[Saved entries]
.....
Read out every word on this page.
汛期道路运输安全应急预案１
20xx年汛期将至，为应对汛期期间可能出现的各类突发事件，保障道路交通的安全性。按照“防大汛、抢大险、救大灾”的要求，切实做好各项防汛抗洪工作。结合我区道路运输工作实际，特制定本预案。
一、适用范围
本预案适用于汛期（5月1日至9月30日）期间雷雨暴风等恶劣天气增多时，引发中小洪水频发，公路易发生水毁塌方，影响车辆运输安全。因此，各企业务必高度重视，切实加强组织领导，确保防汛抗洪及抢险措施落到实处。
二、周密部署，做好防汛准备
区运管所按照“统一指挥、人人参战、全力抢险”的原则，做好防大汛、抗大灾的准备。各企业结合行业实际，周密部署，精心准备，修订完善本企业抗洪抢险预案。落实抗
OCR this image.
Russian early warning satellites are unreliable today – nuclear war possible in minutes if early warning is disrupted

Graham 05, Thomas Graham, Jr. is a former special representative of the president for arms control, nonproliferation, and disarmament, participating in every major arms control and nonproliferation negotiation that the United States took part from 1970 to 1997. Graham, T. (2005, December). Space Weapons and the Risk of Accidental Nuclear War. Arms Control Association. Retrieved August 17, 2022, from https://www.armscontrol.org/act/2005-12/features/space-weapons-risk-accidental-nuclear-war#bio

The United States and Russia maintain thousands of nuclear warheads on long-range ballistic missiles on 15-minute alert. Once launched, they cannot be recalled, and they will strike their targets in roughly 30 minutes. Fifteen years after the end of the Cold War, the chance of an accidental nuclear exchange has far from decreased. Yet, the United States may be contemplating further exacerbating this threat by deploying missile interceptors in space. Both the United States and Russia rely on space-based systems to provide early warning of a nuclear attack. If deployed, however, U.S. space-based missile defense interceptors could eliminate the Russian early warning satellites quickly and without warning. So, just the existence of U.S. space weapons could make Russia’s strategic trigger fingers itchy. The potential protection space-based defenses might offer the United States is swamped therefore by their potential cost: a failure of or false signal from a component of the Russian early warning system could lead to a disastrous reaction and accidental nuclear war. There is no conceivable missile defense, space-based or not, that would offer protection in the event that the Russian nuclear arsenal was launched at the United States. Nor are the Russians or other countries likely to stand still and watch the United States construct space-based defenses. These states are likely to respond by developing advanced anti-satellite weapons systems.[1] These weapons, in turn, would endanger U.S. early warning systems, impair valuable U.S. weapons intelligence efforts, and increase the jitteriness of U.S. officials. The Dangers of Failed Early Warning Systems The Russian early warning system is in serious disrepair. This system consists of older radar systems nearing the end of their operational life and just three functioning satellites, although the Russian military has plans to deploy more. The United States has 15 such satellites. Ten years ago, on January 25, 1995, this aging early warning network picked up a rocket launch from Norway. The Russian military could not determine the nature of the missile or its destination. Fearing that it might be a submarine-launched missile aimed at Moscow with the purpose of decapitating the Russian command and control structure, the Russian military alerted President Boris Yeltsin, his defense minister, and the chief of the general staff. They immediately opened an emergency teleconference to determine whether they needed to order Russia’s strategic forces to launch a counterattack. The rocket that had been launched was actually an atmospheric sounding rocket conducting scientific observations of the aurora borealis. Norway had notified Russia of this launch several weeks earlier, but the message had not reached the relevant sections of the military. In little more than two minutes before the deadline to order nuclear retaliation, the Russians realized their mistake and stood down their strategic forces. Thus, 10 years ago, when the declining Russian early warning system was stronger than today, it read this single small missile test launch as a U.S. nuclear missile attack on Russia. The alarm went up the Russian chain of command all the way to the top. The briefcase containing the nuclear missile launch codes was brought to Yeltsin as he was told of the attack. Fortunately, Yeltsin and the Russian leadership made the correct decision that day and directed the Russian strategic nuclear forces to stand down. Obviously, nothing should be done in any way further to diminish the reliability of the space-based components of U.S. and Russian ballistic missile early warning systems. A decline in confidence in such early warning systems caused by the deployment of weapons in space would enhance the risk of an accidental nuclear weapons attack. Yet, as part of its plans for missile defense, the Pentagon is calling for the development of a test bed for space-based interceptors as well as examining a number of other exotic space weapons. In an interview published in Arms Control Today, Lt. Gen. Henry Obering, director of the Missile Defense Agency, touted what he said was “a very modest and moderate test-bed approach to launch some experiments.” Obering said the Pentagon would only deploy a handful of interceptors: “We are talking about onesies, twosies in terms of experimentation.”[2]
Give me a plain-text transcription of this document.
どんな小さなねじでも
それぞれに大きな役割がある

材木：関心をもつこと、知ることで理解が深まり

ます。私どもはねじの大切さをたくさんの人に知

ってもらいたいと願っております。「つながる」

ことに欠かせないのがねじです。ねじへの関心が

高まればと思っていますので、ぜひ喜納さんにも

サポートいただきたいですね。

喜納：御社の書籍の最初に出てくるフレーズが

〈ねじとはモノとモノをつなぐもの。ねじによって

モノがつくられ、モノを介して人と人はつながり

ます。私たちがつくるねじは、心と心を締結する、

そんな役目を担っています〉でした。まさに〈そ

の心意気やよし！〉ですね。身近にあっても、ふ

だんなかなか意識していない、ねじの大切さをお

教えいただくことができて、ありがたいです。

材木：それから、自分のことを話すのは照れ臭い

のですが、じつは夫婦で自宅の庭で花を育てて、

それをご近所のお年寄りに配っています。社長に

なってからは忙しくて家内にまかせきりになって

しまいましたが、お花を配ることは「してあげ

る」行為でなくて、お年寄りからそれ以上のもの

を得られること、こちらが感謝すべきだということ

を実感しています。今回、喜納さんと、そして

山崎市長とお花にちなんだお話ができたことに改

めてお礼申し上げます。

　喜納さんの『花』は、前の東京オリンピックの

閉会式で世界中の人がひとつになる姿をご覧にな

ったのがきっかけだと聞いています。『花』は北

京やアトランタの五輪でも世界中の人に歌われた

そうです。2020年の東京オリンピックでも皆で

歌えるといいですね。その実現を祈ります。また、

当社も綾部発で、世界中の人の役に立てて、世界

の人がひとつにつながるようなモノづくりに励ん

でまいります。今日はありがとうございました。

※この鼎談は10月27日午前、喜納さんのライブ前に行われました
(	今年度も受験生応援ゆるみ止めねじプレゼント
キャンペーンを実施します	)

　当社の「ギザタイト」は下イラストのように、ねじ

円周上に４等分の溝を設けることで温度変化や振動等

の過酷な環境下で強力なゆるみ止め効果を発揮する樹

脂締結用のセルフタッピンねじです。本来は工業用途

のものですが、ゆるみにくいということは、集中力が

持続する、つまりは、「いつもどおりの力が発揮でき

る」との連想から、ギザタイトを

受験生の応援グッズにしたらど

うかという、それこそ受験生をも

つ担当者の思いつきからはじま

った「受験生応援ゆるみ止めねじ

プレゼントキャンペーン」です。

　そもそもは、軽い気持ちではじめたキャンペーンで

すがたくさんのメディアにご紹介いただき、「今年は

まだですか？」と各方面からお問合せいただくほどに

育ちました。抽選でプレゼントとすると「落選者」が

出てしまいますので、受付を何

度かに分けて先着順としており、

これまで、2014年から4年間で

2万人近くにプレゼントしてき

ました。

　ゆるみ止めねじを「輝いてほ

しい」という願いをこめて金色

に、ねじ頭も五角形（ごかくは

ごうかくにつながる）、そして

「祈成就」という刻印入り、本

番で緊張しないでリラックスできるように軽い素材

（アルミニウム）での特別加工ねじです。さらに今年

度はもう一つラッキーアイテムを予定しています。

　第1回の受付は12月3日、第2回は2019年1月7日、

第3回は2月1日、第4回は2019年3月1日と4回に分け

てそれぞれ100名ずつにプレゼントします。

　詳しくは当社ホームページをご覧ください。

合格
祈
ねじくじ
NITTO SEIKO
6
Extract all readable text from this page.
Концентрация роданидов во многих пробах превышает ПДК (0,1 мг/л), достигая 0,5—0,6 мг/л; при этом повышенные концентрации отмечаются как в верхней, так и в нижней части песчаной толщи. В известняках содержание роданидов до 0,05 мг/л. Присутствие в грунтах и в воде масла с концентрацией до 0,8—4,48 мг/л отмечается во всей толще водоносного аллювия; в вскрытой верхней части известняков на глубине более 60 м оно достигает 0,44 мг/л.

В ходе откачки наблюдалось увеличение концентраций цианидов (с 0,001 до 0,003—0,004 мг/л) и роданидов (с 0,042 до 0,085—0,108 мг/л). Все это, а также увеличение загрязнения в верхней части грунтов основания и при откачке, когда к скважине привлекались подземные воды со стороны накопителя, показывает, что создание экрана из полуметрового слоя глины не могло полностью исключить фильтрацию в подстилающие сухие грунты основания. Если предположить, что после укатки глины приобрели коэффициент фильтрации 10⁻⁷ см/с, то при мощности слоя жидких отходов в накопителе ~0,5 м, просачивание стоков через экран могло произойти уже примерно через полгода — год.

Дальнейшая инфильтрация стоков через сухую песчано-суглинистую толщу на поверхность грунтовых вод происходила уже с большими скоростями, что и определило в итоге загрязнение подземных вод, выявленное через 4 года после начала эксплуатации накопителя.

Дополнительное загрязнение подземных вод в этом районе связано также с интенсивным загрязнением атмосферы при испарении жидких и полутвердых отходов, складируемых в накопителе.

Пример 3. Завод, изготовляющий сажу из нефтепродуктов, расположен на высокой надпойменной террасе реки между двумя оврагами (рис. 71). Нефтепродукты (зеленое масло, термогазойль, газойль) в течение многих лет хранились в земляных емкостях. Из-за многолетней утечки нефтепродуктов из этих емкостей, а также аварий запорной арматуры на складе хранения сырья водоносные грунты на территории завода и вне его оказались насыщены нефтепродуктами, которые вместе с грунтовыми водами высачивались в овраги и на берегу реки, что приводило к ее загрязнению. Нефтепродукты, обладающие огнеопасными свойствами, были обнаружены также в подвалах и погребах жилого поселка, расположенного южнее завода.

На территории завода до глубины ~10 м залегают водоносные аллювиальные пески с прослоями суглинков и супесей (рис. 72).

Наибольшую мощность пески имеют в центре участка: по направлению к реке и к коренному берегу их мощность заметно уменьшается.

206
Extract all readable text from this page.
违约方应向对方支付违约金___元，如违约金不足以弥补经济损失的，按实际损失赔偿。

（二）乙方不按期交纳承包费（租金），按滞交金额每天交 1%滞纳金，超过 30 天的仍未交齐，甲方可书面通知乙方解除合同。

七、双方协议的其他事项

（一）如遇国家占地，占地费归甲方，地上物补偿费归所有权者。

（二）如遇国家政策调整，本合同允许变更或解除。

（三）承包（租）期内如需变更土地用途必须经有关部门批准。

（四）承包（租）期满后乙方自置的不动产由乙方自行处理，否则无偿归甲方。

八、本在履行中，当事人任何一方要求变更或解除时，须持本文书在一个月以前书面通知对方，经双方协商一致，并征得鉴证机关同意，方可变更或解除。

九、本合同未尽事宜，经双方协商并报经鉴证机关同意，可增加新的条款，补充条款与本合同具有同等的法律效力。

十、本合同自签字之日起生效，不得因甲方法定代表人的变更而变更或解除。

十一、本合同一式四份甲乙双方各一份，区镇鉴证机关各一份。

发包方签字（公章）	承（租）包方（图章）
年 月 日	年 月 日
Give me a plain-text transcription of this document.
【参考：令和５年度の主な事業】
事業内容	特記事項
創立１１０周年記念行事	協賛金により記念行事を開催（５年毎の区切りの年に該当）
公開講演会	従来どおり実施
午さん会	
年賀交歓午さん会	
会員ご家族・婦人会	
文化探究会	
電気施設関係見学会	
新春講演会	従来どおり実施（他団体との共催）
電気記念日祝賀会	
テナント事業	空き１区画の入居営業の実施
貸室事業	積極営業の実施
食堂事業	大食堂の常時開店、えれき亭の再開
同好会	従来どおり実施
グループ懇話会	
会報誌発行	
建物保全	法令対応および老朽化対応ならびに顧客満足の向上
.....
### Your objective
Identify and copy lines that hold the string "подземных".

### Output
Дальнейшая инфильтрация стоков через сухую песчано-суглинистую толщу на поверхность грунтовых вод происходила уже с большими скоростями, что и определило в итоге загрязнение подземных вод, выявленное через 4 года после начала эксплуатации накопителя.
Дополнительное загрязнение подземных вод в этом районе связано также с интенсивным загрязнением атмосферы при испарении жидких и полутвердых отходов, складируемых в накопителе.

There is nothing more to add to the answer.